◆ **TASK OBJECTIVE**: Repeat the data that follows, word for word, without the images.

## Begin

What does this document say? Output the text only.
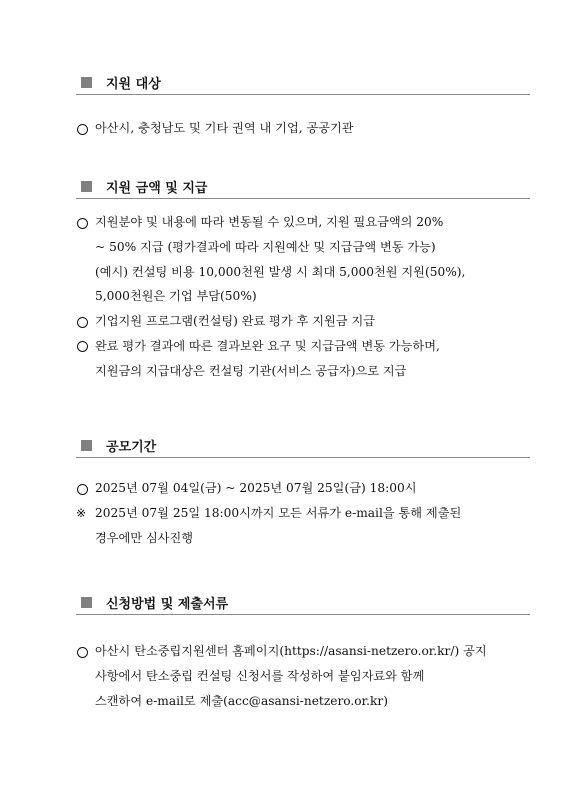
지원 대상
아산시, 충청남도 및 기타 권역 내 기업, 공공기관
지원 금액 및 지급
지원분야 및 내용에 따라 변동될 수 있으며, 지원 필요금액의 20%
~ 50% 지급 (평가결과에 따라 지원예산 및 지급금액 변동 가능)
(예시) 컨설팅 비용 10,000천원 발생 시 최대 5,000천원 지원(50%),
5,000천원은 기업 부담(50%)
기업지원 프로그램(컨설팅) 완료 평가 후 지원금 지급
완료 평가 결과에 따른 결과보완 요구 및 지급금액 변동 가능하며,
지원금의 지급대상은 컨설팅 기관(서비스 공급자)으로 지급
공모기간
2025년 07월 04일(금) ~ 2025년 07월 25일(금) 18:00시
※ 2025년 07월 25일 18:00시까지 모든 서류가 e-mail을 통해 제출된
경우에만 심사진행
신청방법 및 제출서류
아산시 탄소중립지원센터 홈페이지(https://asansi-netzero.or.kr/) 공지
사항에서 탄소중립 컨설팅 신청서를 작성하여 붙임자료와 함께
스캔하여 e-mail로 제출(acc@asansi-netzero.or.kr)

## End

◆ **RIGHT ANSWER**:
What does this document say? Output the text only.
지원 대상
아산시, 충청남도 및 기타 권역 내 기업, 공공기관
지원 금액 및 지급
지원분야 및 내용에 따라 변동될 수 있으며, 지원 필요금액의 20%
~ 50% 지급 (평가결과에 따라 지원예산 및 지급금액 변동 가능)
(예시) 컨설팅 비용 10,000천원 발생 시 최대 5,000천원 지원(50%),
5,000천원은 기업 부담(50%)
기업지원 프로그램(컨설팅) 완료 평가 후 지원금 지급
완료 평가 결과에 따른 결과보완 요구 및 지급금액 변동 가능하며,
지원금의 지급대상은 컨설팅 기관(서비스 공급자)으로 지급
공모기간
2025년 07월 04일(금) ~ 2025년 07월 25일(금) 18:00시
※ 2025년 07월 25일 18:00시까지 모든 서류가 e-mail을 통해 제출된
경우에만 심사진행
신청방법 및 제출서류
아산시 탄소중립지원센터 홈페이지(https://asansi-netzero.or.kr/) 공지
사항에서 탄소중립 컨설팅 신청서를 작성하여 붙임자료와 함께
스캔하여 e-mail로 제출(acc@asansi-netzero.or.kr)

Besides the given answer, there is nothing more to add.